Collection entries
══════

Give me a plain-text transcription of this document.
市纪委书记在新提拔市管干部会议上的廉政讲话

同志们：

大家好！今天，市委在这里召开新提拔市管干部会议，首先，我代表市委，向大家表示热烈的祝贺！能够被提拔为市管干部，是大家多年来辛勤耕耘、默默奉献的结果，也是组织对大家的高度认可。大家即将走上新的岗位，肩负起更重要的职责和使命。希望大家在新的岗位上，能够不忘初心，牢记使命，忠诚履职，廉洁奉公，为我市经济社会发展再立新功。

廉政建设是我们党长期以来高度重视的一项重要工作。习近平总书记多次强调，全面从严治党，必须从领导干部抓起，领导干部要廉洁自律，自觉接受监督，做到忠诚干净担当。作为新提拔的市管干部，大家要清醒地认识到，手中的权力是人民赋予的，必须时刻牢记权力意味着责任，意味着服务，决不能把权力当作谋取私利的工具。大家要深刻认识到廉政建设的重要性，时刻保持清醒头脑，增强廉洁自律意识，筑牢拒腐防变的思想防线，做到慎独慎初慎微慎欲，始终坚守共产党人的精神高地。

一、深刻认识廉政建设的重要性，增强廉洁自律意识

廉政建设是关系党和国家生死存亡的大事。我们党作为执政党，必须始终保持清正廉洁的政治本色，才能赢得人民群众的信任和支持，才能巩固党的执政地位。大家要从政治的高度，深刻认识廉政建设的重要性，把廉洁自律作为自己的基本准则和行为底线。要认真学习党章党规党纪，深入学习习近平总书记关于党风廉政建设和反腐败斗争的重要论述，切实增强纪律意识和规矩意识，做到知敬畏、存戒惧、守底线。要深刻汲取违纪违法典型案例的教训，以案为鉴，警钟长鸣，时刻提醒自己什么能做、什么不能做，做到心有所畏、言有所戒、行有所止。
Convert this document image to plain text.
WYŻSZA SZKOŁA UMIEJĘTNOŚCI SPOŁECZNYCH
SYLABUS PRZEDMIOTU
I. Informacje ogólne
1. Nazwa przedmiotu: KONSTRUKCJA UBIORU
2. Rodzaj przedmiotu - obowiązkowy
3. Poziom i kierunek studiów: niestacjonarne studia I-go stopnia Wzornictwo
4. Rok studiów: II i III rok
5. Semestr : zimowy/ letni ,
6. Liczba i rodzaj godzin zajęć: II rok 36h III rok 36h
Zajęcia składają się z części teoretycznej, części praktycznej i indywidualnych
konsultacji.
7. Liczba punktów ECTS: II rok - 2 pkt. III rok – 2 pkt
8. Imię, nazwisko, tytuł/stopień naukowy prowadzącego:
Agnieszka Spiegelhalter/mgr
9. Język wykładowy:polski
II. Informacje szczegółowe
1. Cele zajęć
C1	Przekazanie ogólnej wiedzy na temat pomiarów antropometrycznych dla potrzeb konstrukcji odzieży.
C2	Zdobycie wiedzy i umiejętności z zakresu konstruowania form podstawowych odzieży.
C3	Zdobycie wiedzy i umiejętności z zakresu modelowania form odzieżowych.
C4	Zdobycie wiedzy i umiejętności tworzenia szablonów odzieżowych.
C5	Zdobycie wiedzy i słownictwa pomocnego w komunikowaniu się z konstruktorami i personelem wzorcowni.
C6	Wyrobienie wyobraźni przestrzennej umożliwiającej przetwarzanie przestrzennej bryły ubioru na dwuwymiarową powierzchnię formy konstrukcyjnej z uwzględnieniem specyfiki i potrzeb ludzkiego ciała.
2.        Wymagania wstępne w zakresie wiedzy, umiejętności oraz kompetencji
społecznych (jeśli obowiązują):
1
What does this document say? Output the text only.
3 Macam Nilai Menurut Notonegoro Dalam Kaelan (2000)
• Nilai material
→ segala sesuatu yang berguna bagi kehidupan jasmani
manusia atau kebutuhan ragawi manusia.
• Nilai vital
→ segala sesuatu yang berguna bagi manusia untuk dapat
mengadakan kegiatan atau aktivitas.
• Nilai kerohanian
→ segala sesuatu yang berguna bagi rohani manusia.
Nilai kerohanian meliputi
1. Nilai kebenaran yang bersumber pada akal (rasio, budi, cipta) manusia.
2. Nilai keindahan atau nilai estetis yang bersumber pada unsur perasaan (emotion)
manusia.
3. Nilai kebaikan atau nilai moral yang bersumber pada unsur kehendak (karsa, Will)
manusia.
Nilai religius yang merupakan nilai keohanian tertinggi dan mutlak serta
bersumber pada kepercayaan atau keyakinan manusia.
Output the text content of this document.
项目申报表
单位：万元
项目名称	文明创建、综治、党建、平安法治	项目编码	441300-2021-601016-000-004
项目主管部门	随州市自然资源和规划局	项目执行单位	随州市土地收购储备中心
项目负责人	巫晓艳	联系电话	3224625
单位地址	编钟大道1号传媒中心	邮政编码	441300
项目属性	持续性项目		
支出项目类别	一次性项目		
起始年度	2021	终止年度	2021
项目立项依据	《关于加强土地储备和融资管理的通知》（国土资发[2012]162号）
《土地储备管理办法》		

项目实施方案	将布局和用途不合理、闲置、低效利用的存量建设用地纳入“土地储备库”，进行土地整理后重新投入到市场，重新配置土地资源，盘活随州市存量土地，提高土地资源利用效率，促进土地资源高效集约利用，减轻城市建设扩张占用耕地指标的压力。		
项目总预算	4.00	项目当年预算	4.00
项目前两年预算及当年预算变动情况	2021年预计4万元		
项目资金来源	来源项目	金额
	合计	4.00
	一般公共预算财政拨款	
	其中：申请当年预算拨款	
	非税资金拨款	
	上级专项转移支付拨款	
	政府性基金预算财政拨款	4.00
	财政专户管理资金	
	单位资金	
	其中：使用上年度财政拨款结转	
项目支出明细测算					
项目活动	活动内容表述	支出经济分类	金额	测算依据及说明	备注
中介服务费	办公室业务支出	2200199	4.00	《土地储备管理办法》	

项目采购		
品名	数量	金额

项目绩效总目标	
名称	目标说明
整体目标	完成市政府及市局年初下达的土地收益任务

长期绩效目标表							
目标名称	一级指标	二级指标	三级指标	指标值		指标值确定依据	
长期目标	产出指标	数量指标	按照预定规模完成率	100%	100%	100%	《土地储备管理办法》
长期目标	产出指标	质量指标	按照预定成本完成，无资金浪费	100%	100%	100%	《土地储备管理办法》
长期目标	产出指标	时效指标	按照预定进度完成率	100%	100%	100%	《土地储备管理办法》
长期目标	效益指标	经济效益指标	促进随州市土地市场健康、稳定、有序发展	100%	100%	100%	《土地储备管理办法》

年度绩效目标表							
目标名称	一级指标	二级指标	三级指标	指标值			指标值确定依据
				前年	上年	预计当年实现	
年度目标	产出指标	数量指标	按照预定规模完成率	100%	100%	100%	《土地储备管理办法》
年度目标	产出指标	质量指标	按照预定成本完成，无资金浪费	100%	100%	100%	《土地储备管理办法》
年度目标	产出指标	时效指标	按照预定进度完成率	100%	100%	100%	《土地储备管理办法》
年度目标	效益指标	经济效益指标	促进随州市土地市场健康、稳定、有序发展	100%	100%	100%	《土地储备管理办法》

══════

Your instructions
Your answer should be one number: how many lines of the listing include the word "segala".

Solution below
3